_The exercise_:
In the entries below, count the lines holding "icon". Reply with the number only.

_Task data_:
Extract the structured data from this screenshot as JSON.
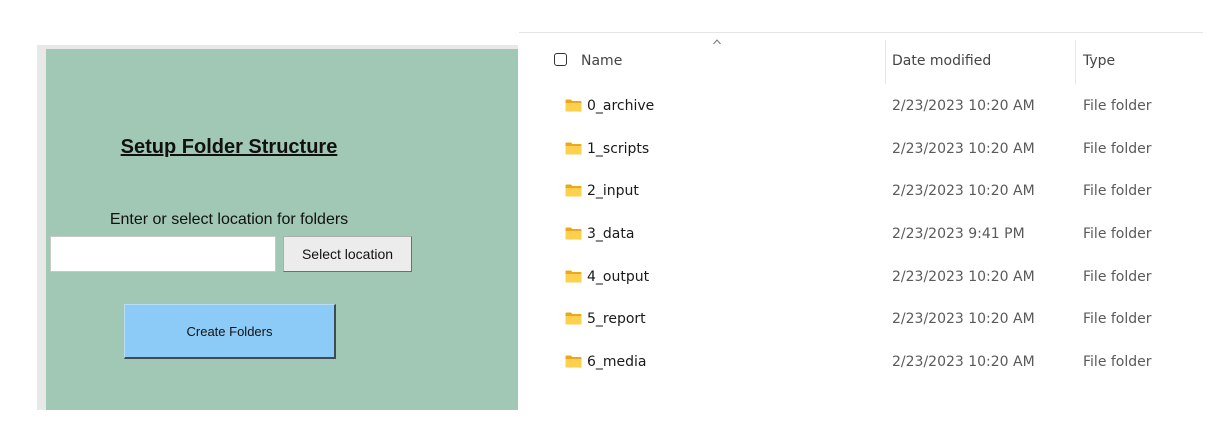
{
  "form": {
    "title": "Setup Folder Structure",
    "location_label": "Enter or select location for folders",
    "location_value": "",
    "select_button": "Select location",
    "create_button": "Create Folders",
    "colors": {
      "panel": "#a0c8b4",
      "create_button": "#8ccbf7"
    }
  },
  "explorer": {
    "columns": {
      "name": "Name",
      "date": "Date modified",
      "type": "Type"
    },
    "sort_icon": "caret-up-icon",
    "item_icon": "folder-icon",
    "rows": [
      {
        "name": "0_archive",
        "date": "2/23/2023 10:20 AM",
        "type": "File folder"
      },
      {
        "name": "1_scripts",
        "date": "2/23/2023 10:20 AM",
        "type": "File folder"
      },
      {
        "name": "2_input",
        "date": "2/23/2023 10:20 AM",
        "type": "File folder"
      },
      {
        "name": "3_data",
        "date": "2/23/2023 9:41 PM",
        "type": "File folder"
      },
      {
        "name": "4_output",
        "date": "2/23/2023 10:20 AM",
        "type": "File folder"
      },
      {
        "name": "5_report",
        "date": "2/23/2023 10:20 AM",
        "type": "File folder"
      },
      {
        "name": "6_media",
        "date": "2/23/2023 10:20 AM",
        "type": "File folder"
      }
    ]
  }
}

_Completed exercise_:
2